Records from a data source
*-*-*
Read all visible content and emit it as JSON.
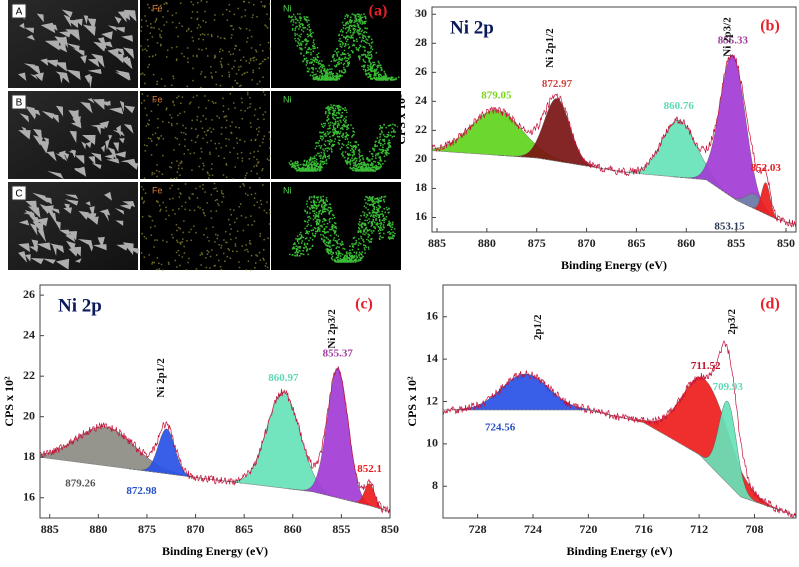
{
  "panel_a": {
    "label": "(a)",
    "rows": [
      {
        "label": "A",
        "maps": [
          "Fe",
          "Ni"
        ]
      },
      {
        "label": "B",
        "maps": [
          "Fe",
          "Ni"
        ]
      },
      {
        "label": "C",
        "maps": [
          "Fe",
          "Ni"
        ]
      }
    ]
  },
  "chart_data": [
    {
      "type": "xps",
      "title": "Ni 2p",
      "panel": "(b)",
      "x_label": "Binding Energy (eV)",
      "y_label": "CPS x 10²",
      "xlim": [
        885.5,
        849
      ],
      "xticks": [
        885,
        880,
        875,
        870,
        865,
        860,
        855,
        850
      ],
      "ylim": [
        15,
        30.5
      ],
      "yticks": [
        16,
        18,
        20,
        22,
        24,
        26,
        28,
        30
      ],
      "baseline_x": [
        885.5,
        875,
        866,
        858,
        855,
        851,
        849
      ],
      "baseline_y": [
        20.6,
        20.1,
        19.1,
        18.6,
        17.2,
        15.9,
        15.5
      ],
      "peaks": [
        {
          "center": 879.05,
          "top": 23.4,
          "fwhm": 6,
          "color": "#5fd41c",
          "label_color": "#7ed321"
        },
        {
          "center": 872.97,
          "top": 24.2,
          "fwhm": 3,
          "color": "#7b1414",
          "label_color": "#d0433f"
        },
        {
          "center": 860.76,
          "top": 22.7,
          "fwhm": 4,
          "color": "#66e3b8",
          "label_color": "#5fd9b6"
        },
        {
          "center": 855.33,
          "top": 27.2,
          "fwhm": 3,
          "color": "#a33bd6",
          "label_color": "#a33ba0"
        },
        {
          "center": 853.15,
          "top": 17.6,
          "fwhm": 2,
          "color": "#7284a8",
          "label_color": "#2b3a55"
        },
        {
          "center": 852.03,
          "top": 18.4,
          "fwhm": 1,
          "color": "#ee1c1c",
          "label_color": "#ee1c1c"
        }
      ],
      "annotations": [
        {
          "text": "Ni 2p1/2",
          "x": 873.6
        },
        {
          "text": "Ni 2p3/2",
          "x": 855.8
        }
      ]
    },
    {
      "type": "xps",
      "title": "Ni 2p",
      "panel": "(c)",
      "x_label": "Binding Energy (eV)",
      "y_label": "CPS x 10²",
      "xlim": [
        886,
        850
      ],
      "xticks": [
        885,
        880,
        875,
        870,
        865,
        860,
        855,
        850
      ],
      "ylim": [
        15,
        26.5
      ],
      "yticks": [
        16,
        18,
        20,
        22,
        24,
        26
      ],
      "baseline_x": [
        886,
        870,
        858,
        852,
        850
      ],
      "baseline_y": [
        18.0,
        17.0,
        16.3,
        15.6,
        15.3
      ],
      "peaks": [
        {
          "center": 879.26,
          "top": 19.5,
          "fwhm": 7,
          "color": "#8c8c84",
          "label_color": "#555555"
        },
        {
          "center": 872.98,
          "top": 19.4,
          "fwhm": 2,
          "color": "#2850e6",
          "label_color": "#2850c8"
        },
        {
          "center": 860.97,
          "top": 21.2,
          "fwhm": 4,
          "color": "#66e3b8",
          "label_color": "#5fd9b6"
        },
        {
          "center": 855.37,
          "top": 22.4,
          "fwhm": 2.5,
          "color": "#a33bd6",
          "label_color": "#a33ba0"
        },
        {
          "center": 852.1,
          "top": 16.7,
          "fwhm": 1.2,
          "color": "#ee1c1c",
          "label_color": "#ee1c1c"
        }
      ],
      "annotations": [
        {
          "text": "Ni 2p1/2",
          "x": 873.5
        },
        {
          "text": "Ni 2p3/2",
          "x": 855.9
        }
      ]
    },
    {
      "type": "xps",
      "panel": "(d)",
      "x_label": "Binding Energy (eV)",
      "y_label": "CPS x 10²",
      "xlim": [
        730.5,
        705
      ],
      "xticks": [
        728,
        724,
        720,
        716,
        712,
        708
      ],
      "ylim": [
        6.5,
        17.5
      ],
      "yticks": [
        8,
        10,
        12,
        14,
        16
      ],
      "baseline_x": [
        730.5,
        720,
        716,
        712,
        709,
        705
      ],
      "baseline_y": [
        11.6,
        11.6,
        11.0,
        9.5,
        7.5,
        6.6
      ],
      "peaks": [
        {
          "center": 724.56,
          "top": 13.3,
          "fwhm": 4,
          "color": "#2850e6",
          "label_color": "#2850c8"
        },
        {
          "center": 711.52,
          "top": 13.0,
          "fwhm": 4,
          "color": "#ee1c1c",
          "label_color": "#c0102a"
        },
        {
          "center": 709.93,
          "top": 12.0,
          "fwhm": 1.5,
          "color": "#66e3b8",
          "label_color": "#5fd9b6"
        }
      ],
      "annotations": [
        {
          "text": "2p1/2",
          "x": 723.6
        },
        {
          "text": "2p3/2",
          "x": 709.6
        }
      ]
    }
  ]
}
*-*-*
Exercise aim -> Restate the whole listing above exactly, except for its images.

Response ->
Read all visible content and emit it as JSON.
{
  "panel_a": {
    "label": "(a)",
    "rows": [
      {
        "label": "A",
        "maps": [
          "Fe",
          "Ni"
        ]
      },
      {
        "label": "B",
        "maps": [
          "Fe",
          "Ni"
        ]
      },
      {
        "label": "C",
        "maps": [
          "Fe",
          "Ni"
        ]
      }
    ]
  },
  "chart_data": [
    {
      "type": "xps",
      "title": "Ni 2p",
      "panel": "(b)",
      "x_label": "Binding Energy (eV)",
      "y_label": "CPS x 10²",
      "xlim": [
        885.5,
        849
      ],
      "xticks": [
        885,
        880,
        875,
        870,
        865,
        860,
        855,
        850
      ],
      "ylim": [
        15,
        30.5
      ],
      "yticks": [
        16,
        18,
        20,
        22,
        24,
        26,
        28,
        30
      ],
      "baseline_x": [
        885.5,
        875,
        866,
        858,
        855,
        851,
        849
      ],
      "baseline_y": [
        20.6,
        20.1,
        19.1,
        18.6,
        17.2,
        15.9,
        15.5
      ],
      "peaks": [
        {
          "center": 879.05,
          "top": 23.4,
          "fwhm": 6,
          "color": "#5fd41c",
          "label_color": "#7ed321"
        },
        {
          "center": 872.97,
          "top": 24.2,
          "fwhm": 3,
          "color": "#7b1414",
          "label_color": "#d0433f"
        },
        {
          "center": 860.76,
          "top": 22.7,
          "fwhm": 4,
          "color": "#66e3b8",
          "label_color": "#5fd9b6"
        },
        {
          "center": 855.33,
          "top": 27.2,
          "fwhm": 3,
          "color": "#a33bd6",
          "label_color": "#a33ba0"
        },
        {
          "center": 853.15,
          "top": 17.6,
          "fwhm": 2,
          "color": "#7284a8",
          "label_color": "#2b3a55"
        },
        {
          "center": 852.03,
          "top": 18.4,
          "fwhm": 1,
          "color": "#ee1c1c",
          "label_color": "#ee1c1c"
        }
      ],
      "annotations": [
        {
          "text": "Ni 2p1/2",
          "x": 873.6
        },
        {
          "text": "Ni 2p3/2",
          "x": 855.8
        }
      ]
    },
    {
      "type": "xps",
      "title": "Ni 2p",
      "panel": "(c)",
      "x_label": "Binding Energy (eV)",
      "y_label": "CPS x 10²",
      "xlim": [
        886,
        850
      ],
      "xticks": [
        885,
        880,
        875,
        870,
        865,
        860,
        855,
        850
      ],
      "ylim": [
        15,
        26.5
      ],
      "yticks": [
        16,
        18,
        20,
        22,
        24,
        26
      ],
      "baseline_x": [
        886,
        870,
        858,
        852,
        850
      ],
      "baseline_y": [
        18.0,
        17.0,
        16.3,
        15.6,
        15.3
      ],
      "peaks": [
        {
          "center": 879.26,
          "top": 19.5,
          "fwhm": 7,
          "color": "#8c8c84",
          "label_color": "#555555"
        },
        {
          "center": 872.98,
          "top": 19.4,
          "fwhm": 2,
          "color": "#2850e6",
          "label_color": "#2850c8"
        },
        {
          "center": 860.97,
          "top": 21.2,
          "fwhm": 4,
          "color": "#66e3b8",
          "label_color": "#5fd9b6"
        },
        {
          "center": 855.37,
          "top": 22.4,
          "fwhm": 2.5,
          "color": "#a33bd6",
          "label_color": "#a33ba0"
        },
        {
          "center": 852.1,
          "top": 16.7,
          "fwhm": 1.2,
          "color": "#ee1c1c",
          "label_color": "#ee1c1c"
        }
      ],
      "annotations": [
        {
          "text": "Ni 2p1/2",
          "x": 873.5
        },
        {
          "text": "Ni 2p3/2",
          "x": 855.9
        }
      ]
    },
    {
      "type": "xps",
      "panel": "(d)",
      "x_label": "Binding Energy (eV)",
      "y_label": "CPS x 10²",
      "xlim": [
        730.5,
        705
      ],
      "xticks": [
        728,
        724,
        720,
        716,
        712,
        708
      ],
      "ylim": [
        6.5,
        17.5
      ],
      "yticks": [
        8,
        10,
        12,
        14,
        16
      ],
      "baseline_x": [
        730.5,
        720,
        716,
        712,
        709,
        705
      ],
      "baseline_y": [
        11.6,
        11.6,
        11.0,
        9.5,
        7.5,
        6.6
      ],
      "peaks": [
        {
          "center": 724.56,
          "top": 13.3,
          "fwhm": 4,
          "color": "#2850e6",
          "label_color": "#2850c8"
        },
        {
          "center": 711.52,
          "top": 13.0,
          "fwhm": 4,
          "color": "#ee1c1c",
          "label_color": "#c0102a"
        },
        {
          "center": 709.93,
          "top": 12.0,
          "fwhm": 1.5,
          "color": "#66e3b8",
          "label_color": "#5fd9b6"
        }
      ],
      "annotations": [
        {
          "text": "2p1/2",
          "x": 723.6
        },
        {
          "text": "2p3/2",
          "x": 709.6
        }
      ]
    }
  ]
}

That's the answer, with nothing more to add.